Il prend l’habitude de recevoir à sa table, dans le triclinium familial, la salle à manger, douze de ces malheureux qu’il rassasie à ses frais et qu’il sert lui-même, tel un domestique, dans une répétition du geste du Christ au soir de la Cène
Gordianus meurt en 575, laissant Grégoire seul héritier d’une fortune, certes bien écornée par les malheurs des temps, mais encore colossale dont il ne sait quoi faire, sinon la donner à l’Église. Parmi ces biens, se trouve la maison familiale, un palais situé sur le Caelius, autrefois l’un des quartiers les plus chics de Rome, à côté du Colisée et des magnifiques jardins de l’empereur Claude, mais laissé à l’abandon depuis la prise de la Ville par les Wisigoths en 410. Chassés par l’avancée des Lombards, un peuple scandinave qui, après s’être répandu d’abord dans les Balkans, est entré en Italie et qui ravage tout sur son passage avec une violence et une cruauté encore jamais vues, les réfugiés, éperdus, affluent vers Rome. Parmi eux, de nombreux religieux et religieuses, cibles favorites des envahisseurs, convertis à l’hérésie arienne et qui haïssent le clergé catholique. Un moine et une consacrée tombés en leur pouvoir connaîtront tortures, humiliations et une mort horrible. Alors, ils fuient.
Même pour Grégoire et sa fortune, nourrir douze affamés tous les jours est un exploit.

(Données de prédiction de boîtes englobantes)
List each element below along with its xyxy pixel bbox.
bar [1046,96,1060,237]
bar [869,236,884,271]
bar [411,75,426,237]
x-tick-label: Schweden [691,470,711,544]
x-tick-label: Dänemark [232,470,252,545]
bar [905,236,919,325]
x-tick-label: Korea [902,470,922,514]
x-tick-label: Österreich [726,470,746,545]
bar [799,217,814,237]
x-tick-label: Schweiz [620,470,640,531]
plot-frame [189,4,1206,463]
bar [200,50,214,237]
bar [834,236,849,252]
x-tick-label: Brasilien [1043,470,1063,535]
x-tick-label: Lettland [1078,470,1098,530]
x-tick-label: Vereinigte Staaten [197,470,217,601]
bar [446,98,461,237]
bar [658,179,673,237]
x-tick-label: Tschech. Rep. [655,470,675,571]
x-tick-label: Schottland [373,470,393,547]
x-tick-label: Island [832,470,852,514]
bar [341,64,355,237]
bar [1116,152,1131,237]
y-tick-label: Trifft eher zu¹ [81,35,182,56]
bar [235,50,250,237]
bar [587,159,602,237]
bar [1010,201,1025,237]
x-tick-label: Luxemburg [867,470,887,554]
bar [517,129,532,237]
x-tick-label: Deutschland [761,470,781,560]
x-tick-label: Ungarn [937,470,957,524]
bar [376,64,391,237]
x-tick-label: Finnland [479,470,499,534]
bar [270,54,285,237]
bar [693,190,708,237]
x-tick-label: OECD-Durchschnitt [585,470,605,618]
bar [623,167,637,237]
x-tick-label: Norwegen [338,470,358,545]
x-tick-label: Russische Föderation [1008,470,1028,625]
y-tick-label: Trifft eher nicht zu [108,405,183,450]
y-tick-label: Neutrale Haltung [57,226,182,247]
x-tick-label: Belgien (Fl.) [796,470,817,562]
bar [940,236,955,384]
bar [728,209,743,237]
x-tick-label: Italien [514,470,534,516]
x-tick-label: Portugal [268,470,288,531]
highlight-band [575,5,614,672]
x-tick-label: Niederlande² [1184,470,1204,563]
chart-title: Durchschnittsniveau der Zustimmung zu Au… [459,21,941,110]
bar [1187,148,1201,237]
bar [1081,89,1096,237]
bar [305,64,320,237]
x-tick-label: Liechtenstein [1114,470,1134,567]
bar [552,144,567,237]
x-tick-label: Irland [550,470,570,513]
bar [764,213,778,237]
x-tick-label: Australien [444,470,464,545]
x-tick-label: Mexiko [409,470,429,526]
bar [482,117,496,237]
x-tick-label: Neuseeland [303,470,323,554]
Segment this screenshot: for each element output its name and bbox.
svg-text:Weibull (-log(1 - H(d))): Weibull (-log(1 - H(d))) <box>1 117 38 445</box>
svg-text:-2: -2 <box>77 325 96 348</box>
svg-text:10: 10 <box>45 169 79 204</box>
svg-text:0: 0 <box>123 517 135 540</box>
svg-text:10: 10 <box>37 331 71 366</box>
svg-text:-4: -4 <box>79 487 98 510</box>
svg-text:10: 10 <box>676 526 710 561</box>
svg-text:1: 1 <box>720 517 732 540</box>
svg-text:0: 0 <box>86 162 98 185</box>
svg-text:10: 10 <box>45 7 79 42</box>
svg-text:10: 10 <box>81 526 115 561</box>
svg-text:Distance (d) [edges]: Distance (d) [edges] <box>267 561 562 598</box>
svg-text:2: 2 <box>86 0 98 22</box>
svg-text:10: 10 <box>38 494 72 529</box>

> _CONSIGNE_: Relevez toutes les personnes désignées par leur nom dans l'extrait sur Grégoire, dans leur ordre d'apparition. La liste ne joue aucun rôle dans cet exercice.

> _CORRIGÉ_: le Christ, Gordianus, Grégoire, l'empereur Claude